◆ **Aim of the exercise**: Set down the data below without change, skipping the pictures it holds.

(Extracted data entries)
◇ ◇ ◇ ◇ ◇ ◇ ◇
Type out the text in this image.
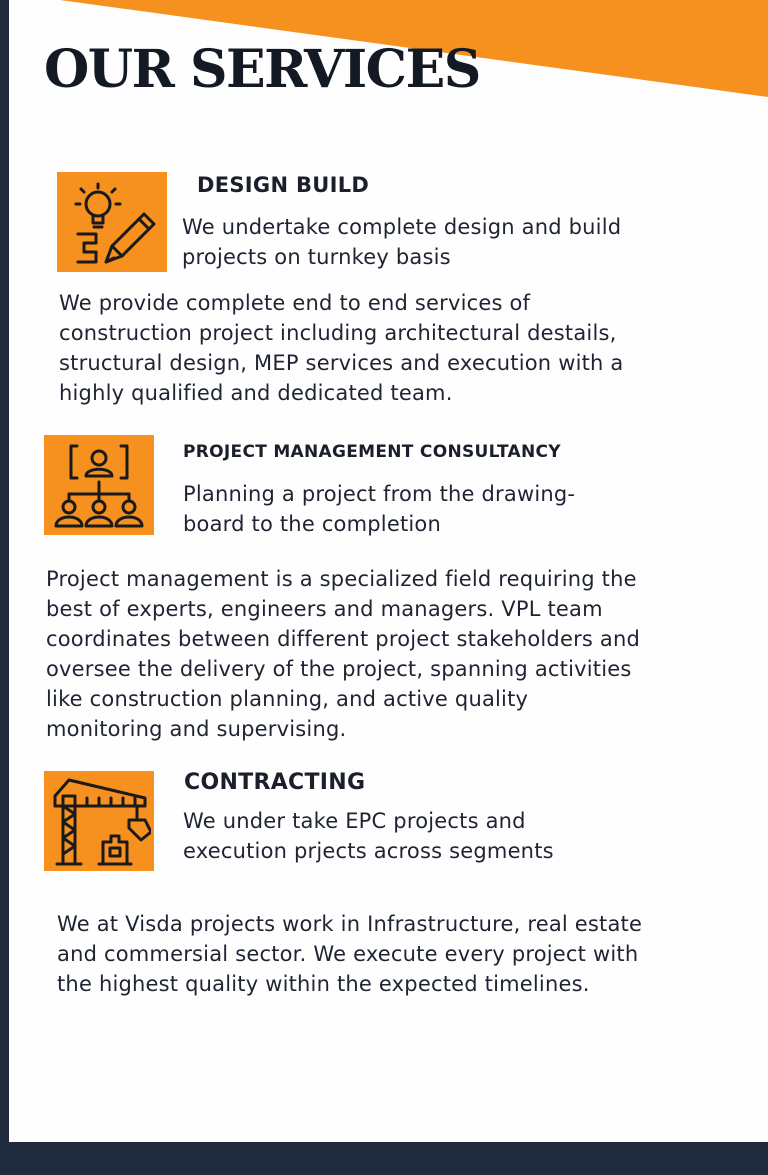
OUR SERVICES
DESIGN BUILD

We undertake complete design and build projects on turnkey basis

We provide complete end to end services of construction project including architectural destails, structural design, MEP services and execution with a highly qualified and dedicated team.

PROJECT MANAGEMENT CONSULTANCY

Planning a project from the drawing-board to the completion

Project management is a specialized field requiring the best of experts, engineers and managers. VPL team coordinates between different project stakeholders and oversee the delivery of the project, spanning activities like construction planning, and active quality monitoring and supervising.

CONTRACTING

We under take EPC projects and execution prjects across segments

We at Visda projects work in Infrastructure, real estate and commersial sector. We execute every project with the highest quality within the expected timelines.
◇ ◇ ◇ ◇ ◇ ◇ ◇
◆ **Written answer**:
Type out the text in this image.
OUR SERVICES
DESIGN BUILD

We undertake complete design and build projects on turnkey basis

We provide complete end to end services of construction project including architectural destails, structural design, MEP services and execution with a highly qualified and dedicated team.

PROJECT MANAGEMENT CONSULTANCY

Planning a project from the drawing-board to the completion

Project management is a specialized field requiring the best of experts, engineers and managers. VPL team coordinates between different project stakeholders and oversee the delivery of the project, spanning activities like construction planning, and active quality monitoring and supervising.

CONTRACTING

We under take EPC projects and execution prjects across segments

We at Visda projects work in Infrastructure, real estate and commersial sector. We execute every project with the highest quality within the expected timelines.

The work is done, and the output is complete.